### WHAT IS ASKED
Write out each record below exactly as it appears, with no pictures.

= = = = = = =

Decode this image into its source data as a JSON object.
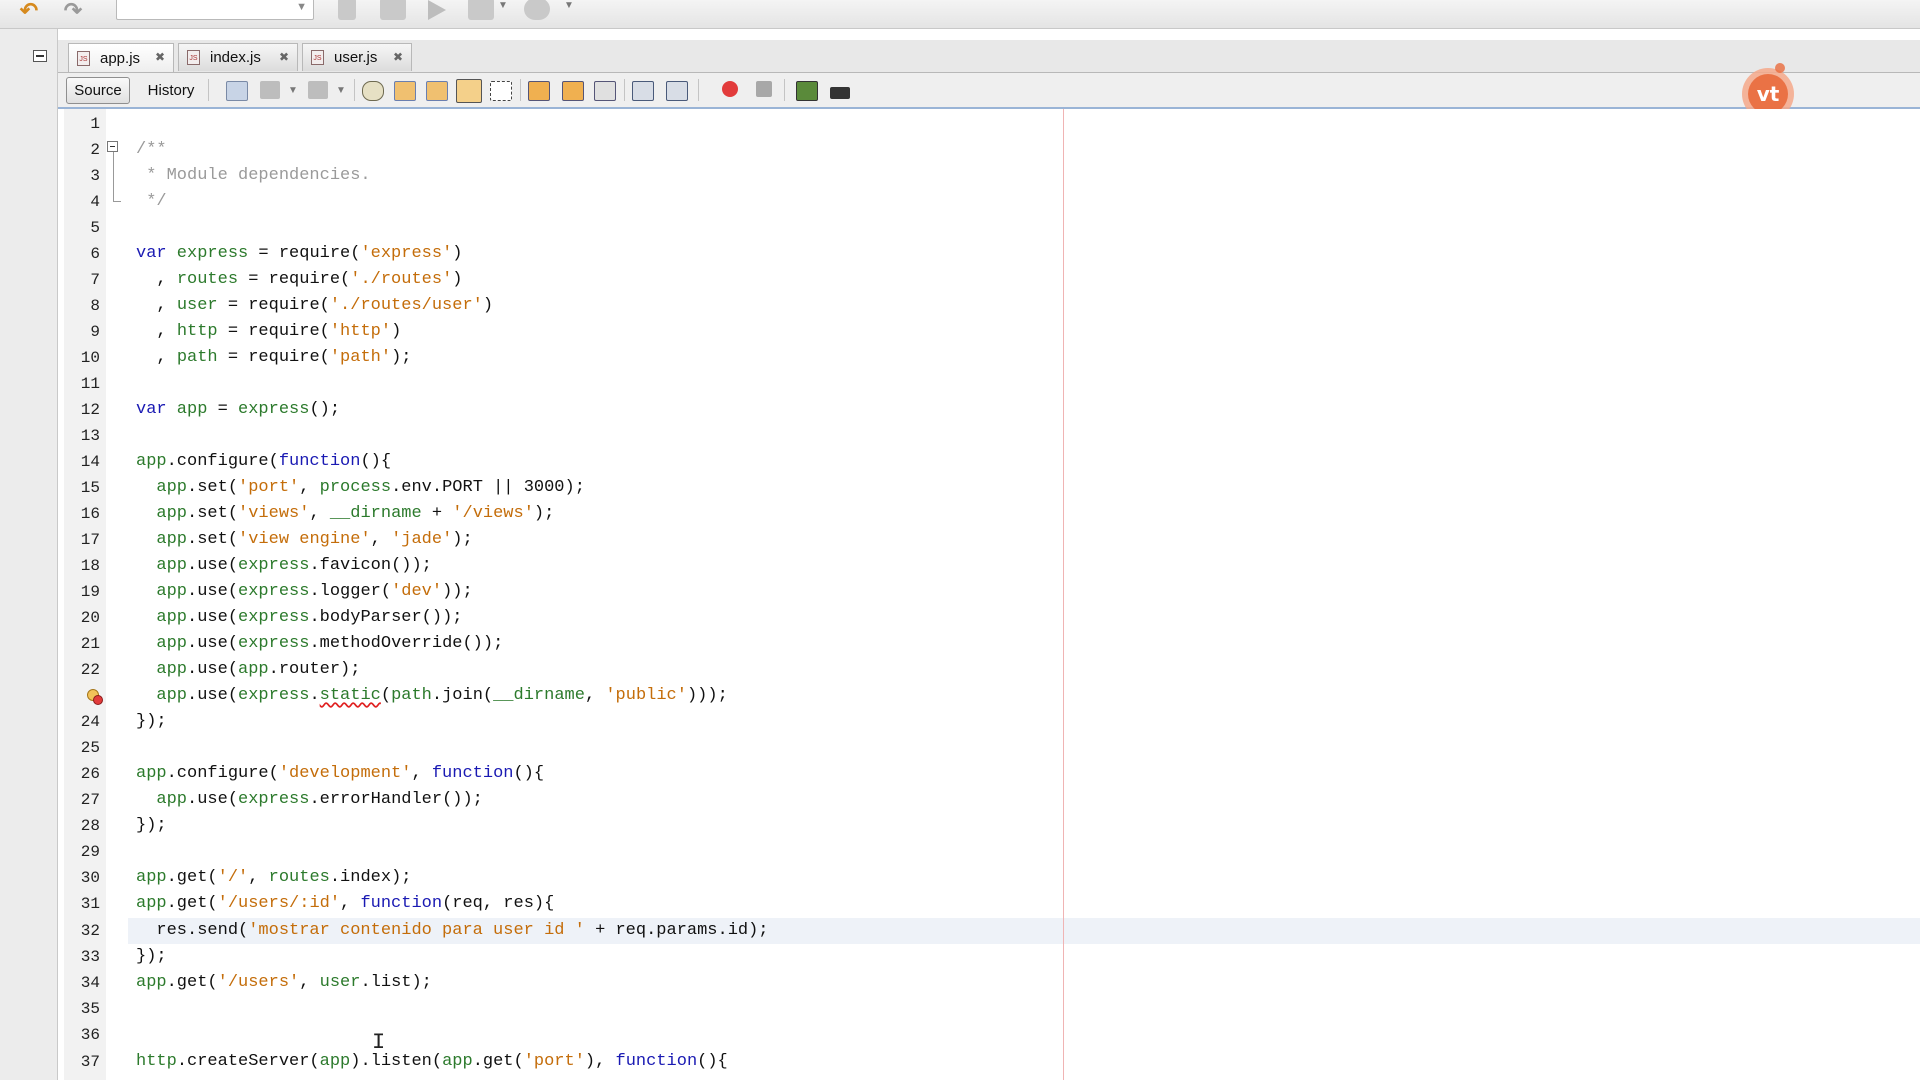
{
  "tabs": [
    {
      "label": "app.js",
      "active": true
    },
    {
      "label": "index.js",
      "active": false
    },
    {
      "label": "user.js",
      "active": false
    }
  ],
  "editor_toolbar": {
    "source_label": "Source",
    "history_label": "History"
  },
  "line_numbers": [
    "1",
    "2",
    "3",
    "4",
    "5",
    "6",
    "7",
    "8",
    "9",
    "10",
    "11",
    "12",
    "13",
    "14",
    "15",
    "16",
    "17",
    "18",
    "19",
    "20",
    "21",
    "22",
    "",
    "24",
    "25",
    "26",
    "27",
    "28",
    "29",
    "30",
    "31",
    "32",
    "33",
    "34",
    "35",
    "36",
    "37"
  ],
  "code": {
    "l2": "/**",
    "l3": " * Module dependencies.",
    "l4": " */",
    "l6a": "var",
    "l6b": " express",
    "l6c": " = require(",
    "l6d": "'express'",
    "l6e": ")",
    "l7a": "  , ",
    "l7b": "routes",
    "l7c": " = require(",
    "l7d": "'./routes'",
    "l7e": ")",
    "l8a": "  , ",
    "l8b": "user",
    "l8c": " = require(",
    "l8d": "'./routes/user'",
    "l8e": ")",
    "l9a": "  , ",
    "l9b": "http",
    "l9c": " = require(",
    "l9d": "'http'",
    "l9e": ")",
    "l10a": "  , ",
    "l10b": "path",
    "l10c": " = require(",
    "l10d": "'path'",
    "l10e": ");",
    "l12a": "var",
    "l12b": " app",
    "l12c": " = ",
    "l12d": "express",
    "l12e": "();",
    "l14a": "app",
    "l14b": ".configure(",
    "l14c": "function",
    "l14d": "(){",
    "l15a": "  app",
    "l15b": ".set(",
    "l15c": "'port'",
    "l15d": ", ",
    "l15e": "process",
    "l15f": ".env.PORT || 3000);",
    "l16a": "  app",
    "l16b": ".set(",
    "l16c": "'views'",
    "l16d": ", ",
    "l16e": "__dirname",
    "l16f": " + ",
    "l16g": "'/views'",
    "l16h": ");",
    "l17a": "  app",
    "l17b": ".set(",
    "l17c": "'view engine'",
    "l17d": ", ",
    "l17e": "'jade'",
    "l17f": ");",
    "l18a": "  app",
    "l18b": ".use(",
    "l18c": "express",
    "l18d": ".favicon());",
    "l19a": "  app",
    "l19b": ".use(",
    "l19c": "express",
    "l19d": ".logger(",
    "l19e": "'dev'",
    "l19f": "));",
    "l20a": "  app",
    "l20b": ".use(",
    "l20c": "express",
    "l20d": ".bodyParser());",
    "l21a": "  app",
    "l21b": ".use(",
    "l21c": "express",
    "l21d": ".methodOverride());",
    "l22a": "  app",
    "l22b": ".use(",
    "l22c": "app",
    "l22d": ".router);",
    "l23a": "  app",
    "l23b": ".use(",
    "l23c": "express",
    "l23d": ".",
    "l23e": "static",
    "l23f": "(",
    "l23g": "path",
    "l23h": ".join(",
    "l23i": "__dirname",
    "l23j": ", ",
    "l23k": "'public'",
    "l23l": ")));",
    "l24": "});",
    "l26a": "app",
    "l26b": ".configure(",
    "l26c": "'development'",
    "l26d": ", ",
    "l26e": "function",
    "l26f": "(){",
    "l27a": "  app",
    "l27b": ".use(",
    "l27c": "express",
    "l27d": ".errorHandler());",
    "l28": "});",
    "l30a": "app",
    "l30b": ".get(",
    "l30c": "'/'",
    "l30d": ", ",
    "l30e": "routes",
    "l30f": ".index);",
    "l31a": "app",
    "l31b": ".get(",
    "l31c": "'/users/:id'",
    "l31d": ", ",
    "l31e": "function",
    "l31f": "(req, res){",
    "l32a": "  res.send(",
    "l32b": "'mostrar contenido para user id '",
    "l32c": " + req.params.id);",
    "l33": "});",
    "l34a": "app",
    "l34b": ".get(",
    "l34c": "'/users'",
    "l34d": ", ",
    "l34e": "user",
    "l34f": ".list);",
    "l37a": "http",
    "l37b": ".createServer(",
    "l37c": "app",
    "l37d": ").listen(",
    "l37e": "app",
    "l37f": ".get(",
    "l37g": "'port'",
    "l37h": "), ",
    "l37i": "function",
    "l37j": "(){"
  },
  "icons": {
    "undo": "undo-icon",
    "redo": "redo-icon",
    "breakpoint": "breakpoint-error-icon",
    "logo": "vt-logo"
  },
  "colors": {
    "keyword": "#1a1ab3",
    "string": "#c46d0a",
    "identifier": "#2c7a2c",
    "comment": "#9a9a9a",
    "margin": "#f0b4b4"
  }
}
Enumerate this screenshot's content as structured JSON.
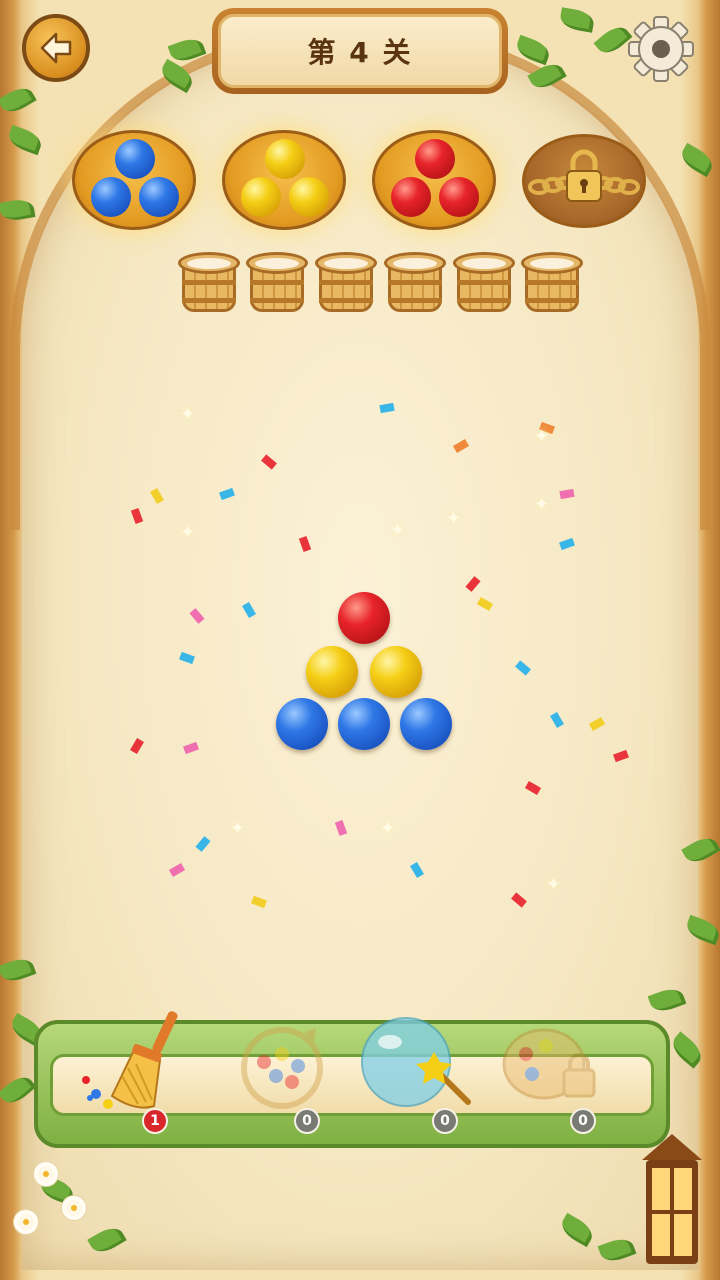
{
  "header": {
    "level_label": "第 4 关",
    "back_icon": "arrow-left-icon",
    "settings_icon": "gear-icon"
  },
  "targets": [
    {
      "color": "blue",
      "locked": false
    },
    {
      "color": "yellow",
      "locked": false
    },
    {
      "color": "red",
      "locked": false
    },
    {
      "color": "none",
      "locked": true,
      "icon": "chain-lock-icon"
    }
  ],
  "buckets": {
    "count": 6,
    "state": "empty"
  },
  "balls": [
    {
      "row": 1,
      "colors": [
        "red"
      ]
    },
    {
      "row": 2,
      "colors": [
        "yellow",
        "yellow"
      ]
    },
    {
      "row": 3,
      "colors": [
        "blue",
        "blue",
        "blue"
      ]
    }
  ],
  "tools": [
    {
      "name": "broom",
      "icon": "broom-icon",
      "count": "1",
      "enabled": true
    },
    {
      "name": "shuffle",
      "icon": "shuffle-icon",
      "count": "0",
      "enabled": false
    },
    {
      "name": "magic-bubble",
      "icon": "magic-bubble-icon",
      "count": "0",
      "enabled": false
    },
    {
      "name": "unlock",
      "icon": "palette-lock-icon",
      "count": "0",
      "enabled": false
    }
  ],
  "colors": {
    "blue": "#2f78e6",
    "yellow": "#f5cf16",
    "red": "#e8242a",
    "accent_gold": "#e39a21",
    "tray_green": "#7fb042"
  }
}
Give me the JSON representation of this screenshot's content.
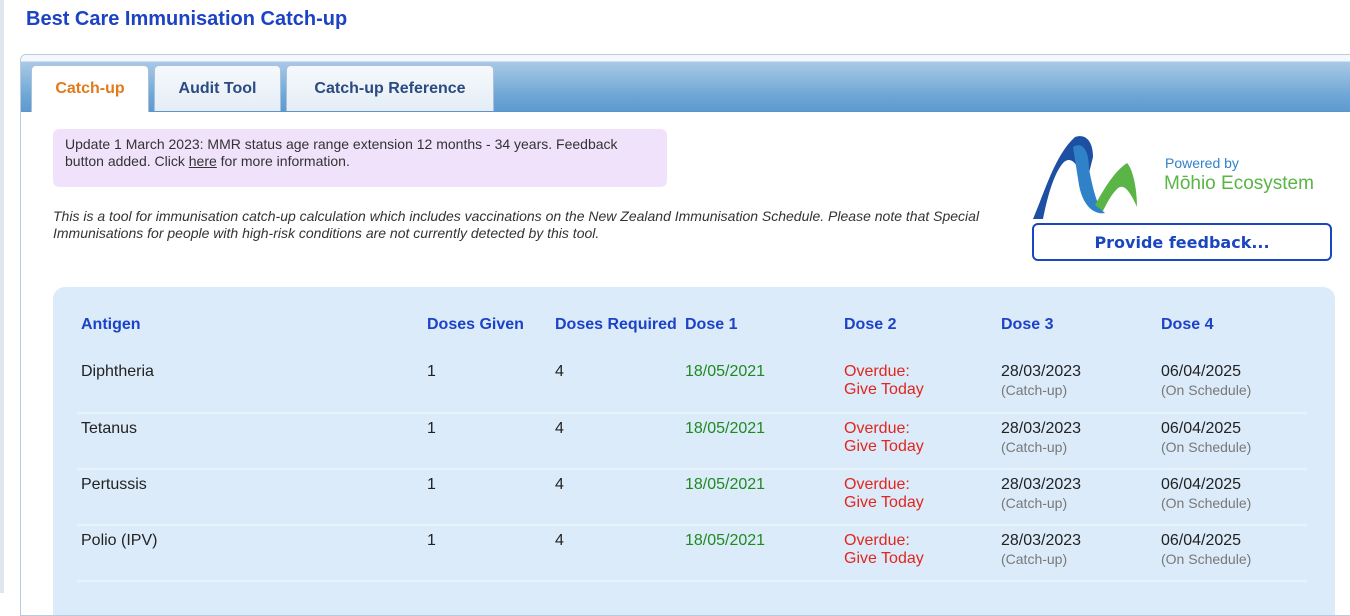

= = = = = = =

### REPLY
Decode this image into its source data as a JSON object.
{
  "tabs": [
    {
      "label": "app.js",
      "active": true
    },
    {
      "label": "index.js",
      "active": false
    },
    {
      "label": "user.js",
      "active": false
    }
  ],
  "editor_toolbar": {
    "source_label": "Source",
    "history_label": "History"
  },
  "line_numbers": [
    "1",
    "2",
    "3",
    "4",
    "5",
    "6",
    "7",
    "8",
    "9",
    "10",
    "11",
    "12",
    "13",
    "14",
    "15",
    "16",
    "17",
    "18",
    "19",
    "20",
    "21",
    "22",
    "",
    "24",
    "25",
    "26",
    "27",
    "28",
    "29",
    "30",
    "31",
    "32",
    "33",
    "34",
    "35",
    "36",
    "37"
  ],
  "code": {
    "l2": "/**",
    "l3": " * Module dependencies.",
    "l4": " */",
    "l6a": "var",
    "l6b": " express",
    "l6c": " = require(",
    "l6d": "'express'",
    "l6e": ")",
    "l7a": "  , ",
    "l7b": "routes",
    "l7c": " = require(",
    "l7d": "'./routes'",
    "l7e": ")",
    "l8a": "  , ",
    "l8b": "user",
    "l8c": " = require(",
    "l8d": "'./routes/user'",
    "l8e": ")",
    "l9a": "  , ",
    "l9b": "http",
    "l9c": " = require(",
    "l9d": "'http'",
    "l9e": ")",
    "l10a": "  , ",
    "l10b": "path",
    "l10c": " = require(",
    "l10d": "'path'",
    "l10e": ");",
    "l12a": "var",
    "l12b": " app",
    "l12c": " = ",
    "l12d": "express",
    "l12e": "();",
    "l14a": "app",
    "l14b": ".configure(",
    "l14c": "function",
    "l14d": "(){",
    "l15a": "  app",
    "l15b": ".set(",
    "l15c": "'port'",
    "l15d": ", ",
    "l15e": "process",
    "l15f": ".env.PORT || 3000);",
    "l16a": "  app",
    "l16b": ".set(",
    "l16c": "'views'",
    "l16d": ", ",
    "l16e": "__dirname",
    "l16f": " + ",
    "l16g": "'/views'",
    "l16h": ");",
    "l17a": "  app",
    "l17b": ".set(",
    "l17c": "'view engine'",
    "l17d": ", ",
    "l17e": "'jade'",
    "l17f": ");",
    "l18a": "  app",
    "l18b": ".use(",
    "l18c": "express",
    "l18d": ".favicon());",
    "l19a": "  app",
    "l19b": ".use(",
    "l19c": "express",
    "l19d": ".logger(",
    "l19e": "'dev'",
    "l19f": "));",
    "l20a": "  app",
    "l20b": ".use(",
    "l20c": "express",
    "l20d": ".bodyParser());",
    "l21a": "  app",
    "l21b": ".use(",
    "l21c": "express",
    "l21d": ".methodOverride());",
    "l22a": "  app",
    "l22b": ".use(",
    "l22c": "app",
    "l22d": ".router);",
    "l23a": "  app",
    "l23b": ".use(",
    "l23c": "express",
    "l23d": ".",
    "l23e": "static",
    "l23f": "(",
    "l23g": "path",
    "l23h": ".join(",
    "l23i": "__dirname",
    "l23j": ", ",
    "l23k": "'public'",
    "l23l": ")));",
    "l24": "});",
    "l26a": "app",
    "l26b": ".configure(",
    "l26c": "'development'",
    "l26d": ", ",
    "l26e": "function",
    "l26f": "(){",
    "l27a": "  app",
    "l27b": ".use(",
    "l27c": "express",
    "l27d": ".errorHandler());",
    "l28": "});",
    "l30a": "app",
    "l30b": ".get(",
    "l30c": "'/'",
    "l30d": ", ",
    "l30e": "routes",
    "l30f": ".index);",
    "l31a": "app",
    "l31b": ".get(",
    "l31c": "'/users/:id'",
    "l31d": ", ",
    "l31e": "function",
    "l31f": "(req, res){",
    "l32a": "  res.send(",
    "l32b": "'mostrar contenido para user id '",
    "l32c": " + req.params.id);",
    "l33": "});",
    "l34a": "app",
    "l34b": ".get(",
    "l34c": "'/users'",
    "l34d": ", ",
    "l34e": "user",
    "l34f": ".list);",
    "l37a": "http",
    "l37b": ".createServer(",
    "l37c": "app",
    "l37d": ").listen(",
    "l37e": "app",
    "l37f": ".get(",
    "l37g": "'port'",
    "l37h": "), ",
    "l37i": "function",
    "l37j": "(){"
  },
  "icons": {
    "undo": "undo-icon",
    "redo": "redo-icon",
    "breakpoint": "breakpoint-error-icon",
    "logo": "vt-logo"
  },
  "colors": {
    "keyword": "#1a1ab3",
    "string": "#c46d0a",
    "identifier": "#2c7a2c",
    "comment": "#9a9a9a",
    "margin": "#f0b4b4"
  }
}
Enumerate this screenshot's content as structured JSON.
{
  "header": {
    "level_label": "第 4 关",
    "back_icon": "arrow-left-icon",
    "settings_icon": "gear-icon"
  },
  "targets": [
    {
      "color": "blue",
      "locked": false
    },
    {
      "color": "yellow",
      "locked": false
    },
    {
      "color": "red",
      "locked": false
    },
    {
      "color": "none",
      "locked": true,
      "icon": "chain-lock-icon"
    }
  ],
  "buckets": {
    "count": 6,
    "state": "empty"
  },
  "balls": [
    {
      "row": 1,
      "colors": [
        "red"
      ]
    },
    {
      "row": 2,
      "colors": [
        "yellow",
        "yellow"
      ]
    },
    {
      "row": 3,
      "colors": [
        "blue",
        "blue",
        "blue"
      ]
    }
  ],
  "tools": [
    {
      "name": "broom",
      "icon": "broom-icon",
      "count": "1",
      "enabled": true
    },
    {
      "name": "shuffle",
      "icon": "shuffle-icon",
      "count": "0",
      "enabled": false
    },
    {
      "name": "magic-bubble",
      "icon": "magic-bubble-icon",
      "count": "0",
      "enabled": false
    },
    {
      "name": "unlock",
      "icon": "palette-lock-icon",
      "count": "0",
      "enabled": false
    }
  ],
  "colors": {
    "blue": "#2f78e6",
    "yellow": "#f5cf16",
    "red": "#e8242a",
    "accent_gold": "#e39a21",
    "tray_green": "#7fb042"
  }
}
Give me the JSON representation of this screenshot's content.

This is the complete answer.